▼
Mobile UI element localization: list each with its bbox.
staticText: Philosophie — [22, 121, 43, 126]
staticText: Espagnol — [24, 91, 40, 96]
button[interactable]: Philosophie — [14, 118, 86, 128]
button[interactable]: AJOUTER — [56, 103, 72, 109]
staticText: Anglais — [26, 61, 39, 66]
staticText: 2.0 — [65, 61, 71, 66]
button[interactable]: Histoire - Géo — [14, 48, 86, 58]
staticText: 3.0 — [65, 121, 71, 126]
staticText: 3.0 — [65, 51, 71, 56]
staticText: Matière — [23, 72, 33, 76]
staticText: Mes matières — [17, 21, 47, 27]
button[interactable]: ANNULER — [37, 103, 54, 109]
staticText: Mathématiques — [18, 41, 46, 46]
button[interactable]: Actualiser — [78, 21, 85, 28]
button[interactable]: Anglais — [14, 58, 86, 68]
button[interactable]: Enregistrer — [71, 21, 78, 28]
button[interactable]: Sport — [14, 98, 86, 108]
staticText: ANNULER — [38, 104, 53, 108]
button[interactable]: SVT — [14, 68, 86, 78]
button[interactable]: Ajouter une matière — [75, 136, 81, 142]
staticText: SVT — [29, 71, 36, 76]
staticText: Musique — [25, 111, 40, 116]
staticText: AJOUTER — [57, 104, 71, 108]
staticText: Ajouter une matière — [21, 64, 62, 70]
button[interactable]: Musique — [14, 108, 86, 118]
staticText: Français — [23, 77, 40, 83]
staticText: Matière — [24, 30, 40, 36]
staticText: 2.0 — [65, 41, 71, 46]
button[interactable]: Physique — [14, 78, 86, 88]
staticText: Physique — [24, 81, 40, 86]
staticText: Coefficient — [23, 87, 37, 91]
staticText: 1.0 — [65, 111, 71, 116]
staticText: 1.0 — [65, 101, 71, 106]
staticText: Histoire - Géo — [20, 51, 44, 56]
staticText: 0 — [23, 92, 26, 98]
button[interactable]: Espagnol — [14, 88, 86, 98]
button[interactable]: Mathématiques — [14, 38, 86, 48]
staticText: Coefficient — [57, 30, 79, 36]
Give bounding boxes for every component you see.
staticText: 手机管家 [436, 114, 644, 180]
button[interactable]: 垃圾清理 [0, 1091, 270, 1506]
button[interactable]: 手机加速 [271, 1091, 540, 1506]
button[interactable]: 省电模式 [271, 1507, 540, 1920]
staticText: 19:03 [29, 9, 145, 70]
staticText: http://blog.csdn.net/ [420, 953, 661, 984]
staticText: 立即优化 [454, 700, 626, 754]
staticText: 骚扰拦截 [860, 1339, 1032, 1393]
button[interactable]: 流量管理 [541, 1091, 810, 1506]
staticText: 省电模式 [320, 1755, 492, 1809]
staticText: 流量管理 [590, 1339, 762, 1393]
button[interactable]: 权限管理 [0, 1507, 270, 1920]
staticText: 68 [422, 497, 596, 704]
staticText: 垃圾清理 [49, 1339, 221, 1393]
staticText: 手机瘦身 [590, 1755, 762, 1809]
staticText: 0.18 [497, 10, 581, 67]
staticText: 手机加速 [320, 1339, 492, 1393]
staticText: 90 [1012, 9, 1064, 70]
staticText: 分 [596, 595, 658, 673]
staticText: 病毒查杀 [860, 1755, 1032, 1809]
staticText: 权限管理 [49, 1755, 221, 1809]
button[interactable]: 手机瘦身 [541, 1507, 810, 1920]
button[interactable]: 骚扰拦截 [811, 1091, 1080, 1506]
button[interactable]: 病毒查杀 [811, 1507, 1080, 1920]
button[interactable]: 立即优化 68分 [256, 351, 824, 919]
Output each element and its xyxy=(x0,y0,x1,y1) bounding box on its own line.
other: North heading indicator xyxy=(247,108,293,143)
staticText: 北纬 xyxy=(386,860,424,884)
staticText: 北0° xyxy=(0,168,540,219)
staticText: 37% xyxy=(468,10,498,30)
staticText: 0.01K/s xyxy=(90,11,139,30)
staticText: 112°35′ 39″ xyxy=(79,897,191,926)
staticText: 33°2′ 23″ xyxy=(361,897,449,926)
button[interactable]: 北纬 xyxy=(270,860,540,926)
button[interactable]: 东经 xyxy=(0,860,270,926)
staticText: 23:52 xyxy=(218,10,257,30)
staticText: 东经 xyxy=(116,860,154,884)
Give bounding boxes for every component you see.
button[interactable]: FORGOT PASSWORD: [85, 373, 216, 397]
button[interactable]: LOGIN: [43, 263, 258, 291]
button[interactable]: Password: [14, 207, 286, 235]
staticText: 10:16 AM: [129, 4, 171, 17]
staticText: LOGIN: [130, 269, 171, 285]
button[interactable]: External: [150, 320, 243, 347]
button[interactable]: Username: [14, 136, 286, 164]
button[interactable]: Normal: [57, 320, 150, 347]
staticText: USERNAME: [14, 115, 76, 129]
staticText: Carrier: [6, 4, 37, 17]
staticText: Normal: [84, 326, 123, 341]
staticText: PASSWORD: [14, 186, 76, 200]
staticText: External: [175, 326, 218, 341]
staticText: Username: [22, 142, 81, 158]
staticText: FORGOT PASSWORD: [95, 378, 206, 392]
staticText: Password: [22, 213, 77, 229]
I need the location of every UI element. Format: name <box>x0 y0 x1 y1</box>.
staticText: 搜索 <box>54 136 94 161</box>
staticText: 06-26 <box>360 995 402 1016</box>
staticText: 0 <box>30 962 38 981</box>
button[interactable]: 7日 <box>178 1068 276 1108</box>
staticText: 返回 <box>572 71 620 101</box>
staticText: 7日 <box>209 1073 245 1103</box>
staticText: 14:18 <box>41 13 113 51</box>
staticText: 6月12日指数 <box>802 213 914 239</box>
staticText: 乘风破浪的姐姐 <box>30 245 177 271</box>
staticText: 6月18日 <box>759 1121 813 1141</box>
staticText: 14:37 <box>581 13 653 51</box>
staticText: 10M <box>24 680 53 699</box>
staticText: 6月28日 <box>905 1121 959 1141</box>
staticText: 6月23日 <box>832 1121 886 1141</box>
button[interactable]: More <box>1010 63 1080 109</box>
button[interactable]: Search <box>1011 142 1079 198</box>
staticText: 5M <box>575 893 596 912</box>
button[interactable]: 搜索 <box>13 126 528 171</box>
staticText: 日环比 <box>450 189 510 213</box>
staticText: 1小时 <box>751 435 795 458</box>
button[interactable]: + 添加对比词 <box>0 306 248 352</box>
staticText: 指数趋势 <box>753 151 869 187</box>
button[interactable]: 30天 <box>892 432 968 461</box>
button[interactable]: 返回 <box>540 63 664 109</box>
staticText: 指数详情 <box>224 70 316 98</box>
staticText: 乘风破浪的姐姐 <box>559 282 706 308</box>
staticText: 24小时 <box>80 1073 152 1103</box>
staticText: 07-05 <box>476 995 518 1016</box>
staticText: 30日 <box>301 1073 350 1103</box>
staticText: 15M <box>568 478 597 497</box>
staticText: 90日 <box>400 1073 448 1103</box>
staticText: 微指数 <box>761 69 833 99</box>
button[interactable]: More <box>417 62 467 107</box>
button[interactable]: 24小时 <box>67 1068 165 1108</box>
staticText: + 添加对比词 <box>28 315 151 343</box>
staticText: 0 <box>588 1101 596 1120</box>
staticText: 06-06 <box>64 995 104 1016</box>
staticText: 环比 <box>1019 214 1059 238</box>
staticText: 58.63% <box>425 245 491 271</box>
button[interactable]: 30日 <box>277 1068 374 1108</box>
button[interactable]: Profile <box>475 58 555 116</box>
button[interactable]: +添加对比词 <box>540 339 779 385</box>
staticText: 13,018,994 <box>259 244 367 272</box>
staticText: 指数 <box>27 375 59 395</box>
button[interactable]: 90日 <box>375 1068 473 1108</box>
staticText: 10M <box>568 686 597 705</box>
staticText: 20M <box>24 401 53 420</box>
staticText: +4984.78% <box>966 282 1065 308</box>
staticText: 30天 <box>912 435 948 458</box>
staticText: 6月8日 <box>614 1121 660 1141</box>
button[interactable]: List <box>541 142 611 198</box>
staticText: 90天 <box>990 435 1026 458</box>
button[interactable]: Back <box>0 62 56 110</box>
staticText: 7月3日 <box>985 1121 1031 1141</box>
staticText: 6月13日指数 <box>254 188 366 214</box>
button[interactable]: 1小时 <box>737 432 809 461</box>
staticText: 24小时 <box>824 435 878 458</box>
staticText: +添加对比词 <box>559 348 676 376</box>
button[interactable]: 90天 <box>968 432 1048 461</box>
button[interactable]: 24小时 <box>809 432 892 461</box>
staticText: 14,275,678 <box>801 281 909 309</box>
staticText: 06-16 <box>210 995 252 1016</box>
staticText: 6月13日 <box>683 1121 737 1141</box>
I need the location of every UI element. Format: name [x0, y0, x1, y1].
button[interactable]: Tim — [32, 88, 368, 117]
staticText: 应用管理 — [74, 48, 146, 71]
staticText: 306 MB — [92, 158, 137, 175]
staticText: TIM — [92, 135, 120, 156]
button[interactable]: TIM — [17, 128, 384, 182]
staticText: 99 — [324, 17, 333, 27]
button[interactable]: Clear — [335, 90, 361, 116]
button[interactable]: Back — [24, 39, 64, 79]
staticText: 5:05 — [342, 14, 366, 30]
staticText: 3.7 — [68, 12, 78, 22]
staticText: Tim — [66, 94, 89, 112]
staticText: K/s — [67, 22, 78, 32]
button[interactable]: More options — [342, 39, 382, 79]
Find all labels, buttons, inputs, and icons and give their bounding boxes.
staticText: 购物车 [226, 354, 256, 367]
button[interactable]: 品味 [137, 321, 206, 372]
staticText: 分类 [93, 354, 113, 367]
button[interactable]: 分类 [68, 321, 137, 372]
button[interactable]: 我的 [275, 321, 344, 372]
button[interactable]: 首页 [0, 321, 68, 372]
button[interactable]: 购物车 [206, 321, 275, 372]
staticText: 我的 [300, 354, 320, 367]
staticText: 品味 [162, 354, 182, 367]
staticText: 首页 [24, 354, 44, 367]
▲
* Problem to solve: Recast the entries from their first line through the line containing "staticText: Anglais — [26, 61, 39, 66]" as a Markdown table with the columns Row and Entry line. Number each row and omit blank lines.

* Task response:
| Row | Entry line |
|---|---|
| 1 | Mobile UI element localization: list each with its bbox. |
| 2 | staticText: Philosophie — [22, 121, 43, 126] |
| 3 | staticText: Espagnol — [24, 91, 40, 96] |
| 4 | button[interactable]: Philosophie — [14, 118, 86, 128] |
| 5 | button[interactable]: AJOUTER — [56, 103, 72, 109] |
| 6 | staticText: Anglais — [26, 61, 39, 66] |